◆ EXERCISE
Images are not part of the copy; transcribe all the data exactly.

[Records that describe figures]
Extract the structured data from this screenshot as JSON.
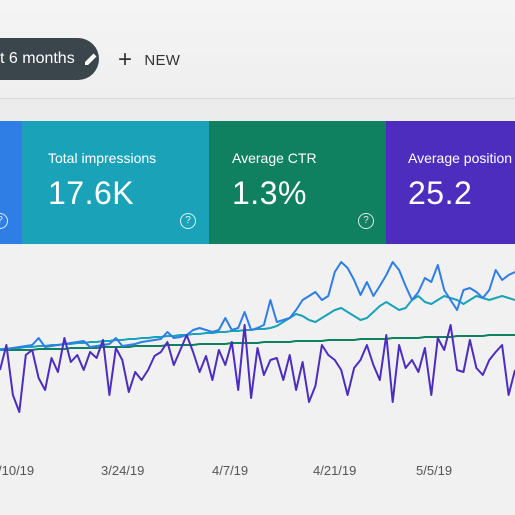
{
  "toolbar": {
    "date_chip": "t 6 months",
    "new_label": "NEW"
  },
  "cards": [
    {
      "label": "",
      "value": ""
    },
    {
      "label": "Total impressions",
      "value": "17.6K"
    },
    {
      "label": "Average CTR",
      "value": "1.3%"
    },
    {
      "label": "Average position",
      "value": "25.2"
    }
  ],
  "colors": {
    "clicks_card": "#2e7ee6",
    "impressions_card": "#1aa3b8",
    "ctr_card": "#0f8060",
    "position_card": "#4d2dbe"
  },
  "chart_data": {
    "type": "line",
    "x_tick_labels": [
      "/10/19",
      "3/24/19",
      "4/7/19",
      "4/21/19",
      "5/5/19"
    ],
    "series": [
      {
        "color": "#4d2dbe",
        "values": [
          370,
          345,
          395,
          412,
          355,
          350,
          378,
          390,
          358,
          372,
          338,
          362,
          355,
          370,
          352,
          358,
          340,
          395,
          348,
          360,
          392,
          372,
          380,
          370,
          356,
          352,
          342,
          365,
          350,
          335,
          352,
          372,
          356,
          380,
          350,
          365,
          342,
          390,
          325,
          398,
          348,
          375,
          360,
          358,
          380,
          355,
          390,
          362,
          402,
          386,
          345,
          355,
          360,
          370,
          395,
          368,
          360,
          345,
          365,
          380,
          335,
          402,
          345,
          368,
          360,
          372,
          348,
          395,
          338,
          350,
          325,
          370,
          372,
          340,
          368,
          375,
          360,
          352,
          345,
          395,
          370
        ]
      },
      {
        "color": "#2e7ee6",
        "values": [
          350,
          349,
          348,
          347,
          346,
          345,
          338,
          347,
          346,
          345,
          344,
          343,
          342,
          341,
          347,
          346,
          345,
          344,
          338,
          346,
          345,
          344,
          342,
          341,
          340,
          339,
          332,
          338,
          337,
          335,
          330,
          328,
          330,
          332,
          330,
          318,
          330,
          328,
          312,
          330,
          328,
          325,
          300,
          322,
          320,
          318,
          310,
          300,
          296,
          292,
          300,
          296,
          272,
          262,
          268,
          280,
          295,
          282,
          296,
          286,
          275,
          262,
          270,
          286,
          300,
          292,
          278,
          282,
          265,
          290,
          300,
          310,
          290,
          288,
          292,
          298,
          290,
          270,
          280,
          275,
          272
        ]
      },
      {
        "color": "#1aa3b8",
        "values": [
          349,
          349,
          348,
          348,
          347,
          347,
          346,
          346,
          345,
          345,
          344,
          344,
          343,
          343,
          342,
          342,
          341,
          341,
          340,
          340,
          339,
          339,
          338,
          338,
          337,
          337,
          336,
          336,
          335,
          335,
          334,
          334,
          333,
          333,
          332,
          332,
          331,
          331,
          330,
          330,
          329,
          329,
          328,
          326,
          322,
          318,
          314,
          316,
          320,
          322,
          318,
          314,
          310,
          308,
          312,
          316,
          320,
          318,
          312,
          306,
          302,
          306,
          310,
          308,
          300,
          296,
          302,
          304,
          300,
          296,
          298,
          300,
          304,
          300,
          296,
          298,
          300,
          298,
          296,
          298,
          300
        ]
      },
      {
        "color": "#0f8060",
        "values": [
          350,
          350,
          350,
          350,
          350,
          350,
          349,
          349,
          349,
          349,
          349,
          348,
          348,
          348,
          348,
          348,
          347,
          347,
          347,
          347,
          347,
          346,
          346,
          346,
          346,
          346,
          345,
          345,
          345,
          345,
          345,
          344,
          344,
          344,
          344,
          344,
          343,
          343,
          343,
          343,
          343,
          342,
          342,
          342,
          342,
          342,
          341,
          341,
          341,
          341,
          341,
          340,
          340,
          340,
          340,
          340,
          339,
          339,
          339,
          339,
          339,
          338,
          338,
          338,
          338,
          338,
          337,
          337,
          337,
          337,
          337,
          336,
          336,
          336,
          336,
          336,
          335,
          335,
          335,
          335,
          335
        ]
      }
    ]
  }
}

◆ PROBLEM SOLUTION
Extract the structured data from this screenshot as JSON.
{
  "toolbar": {
    "date_chip": "t 6 months",
    "new_label": "NEW"
  },
  "cards": [
    {
      "label": "",
      "value": ""
    },
    {
      "label": "Total impressions",
      "value": "17.6K"
    },
    {
      "label": "Average CTR",
      "value": "1.3%"
    },
    {
      "label": "Average position",
      "value": "25.2"
    }
  ],
  "colors": {
    "clicks_card": "#2e7ee6",
    "impressions_card": "#1aa3b8",
    "ctr_card": "#0f8060",
    "position_card": "#4d2dbe"
  },
  "chart_data": {
    "type": "line",
    "x_tick_labels": [
      "/10/19",
      "3/24/19",
      "4/7/19",
      "4/21/19",
      "5/5/19"
    ],
    "series": [
      {
        "color": "#4d2dbe",
        "values": [
          370,
          345,
          395,
          412,
          355,
          350,
          378,
          390,
          358,
          372,
          338,
          362,
          355,
          370,
          352,
          358,
          340,
          395,
          348,
          360,
          392,
          372,
          380,
          370,
          356,
          352,
          342,
          365,
          350,
          335,
          352,
          372,
          356,
          380,
          350,
          365,
          342,
          390,
          325,
          398,
          348,
          375,
          360,
          358,
          380,
          355,
          390,
          362,
          402,
          386,
          345,
          355,
          360,
          370,
          395,
          368,
          360,
          345,
          365,
          380,
          335,
          402,
          345,
          368,
          360,
          372,
          348,
          395,
          338,
          350,
          325,
          370,
          372,
          340,
          368,
          375,
          360,
          352,
          345,
          395,
          370
        ]
      },
      {
        "color": "#2e7ee6",
        "values": [
          350,
          349,
          348,
          347,
          346,
          345,
          338,
          347,
          346,
          345,
          344,
          343,
          342,
          341,
          347,
          346,
          345,
          344,
          338,
          346,
          345,
          344,
          342,
          341,
          340,
          339,
          332,
          338,
          337,
          335,
          330,
          328,
          330,
          332,
          330,
          318,
          330,
          328,
          312,
          330,
          328,
          325,
          300,
          322,
          320,
          318,
          310,
          300,
          296,
          292,
          300,
          296,
          272,
          262,
          268,
          280,
          295,
          282,
          296,
          286,
          275,
          262,
          270,
          286,
          300,
          292,
          278,
          282,
          265,
          290,
          300,
          310,
          290,
          288,
          292,
          298,
          290,
          270,
          280,
          275,
          272
        ]
      },
      {
        "color": "#1aa3b8",
        "values": [
          349,
          349,
          348,
          348,
          347,
          347,
          346,
          346,
          345,
          345,
          344,
          344,
          343,
          343,
          342,
          342,
          341,
          341,
          340,
          340,
          339,
          339,
          338,
          338,
          337,
          337,
          336,
          336,
          335,
          335,
          334,
          334,
          333,
          333,
          332,
          332,
          331,
          331,
          330,
          330,
          329,
          329,
          328,
          326,
          322,
          318,
          314,
          316,
          320,
          322,
          318,
          314,
          310,
          308,
          312,
          316,
          320,
          318,
          312,
          306,
          302,
          306,
          310,
          308,
          300,
          296,
          302,
          304,
          300,
          296,
          298,
          300,
          304,
          300,
          296,
          298,
          300,
          298,
          296,
          298,
          300
        ]
      },
      {
        "color": "#0f8060",
        "values": [
          350,
          350,
          350,
          350,
          350,
          350,
          349,
          349,
          349,
          349,
          349,
          348,
          348,
          348,
          348,
          348,
          347,
          347,
          347,
          347,
          347,
          346,
          346,
          346,
          346,
          346,
          345,
          345,
          345,
          345,
          345,
          344,
          344,
          344,
          344,
          344,
          343,
          343,
          343,
          343,
          343,
          342,
          342,
          342,
          342,
          342,
          341,
          341,
          341,
          341,
          341,
          340,
          340,
          340,
          340,
          340,
          339,
          339,
          339,
          339,
          339,
          338,
          338,
          338,
          338,
          338,
          337,
          337,
          337,
          337,
          337,
          336,
          336,
          336,
          336,
          336,
          335,
          335,
          335,
          335,
          335
        ]
      }
    ]
  }
}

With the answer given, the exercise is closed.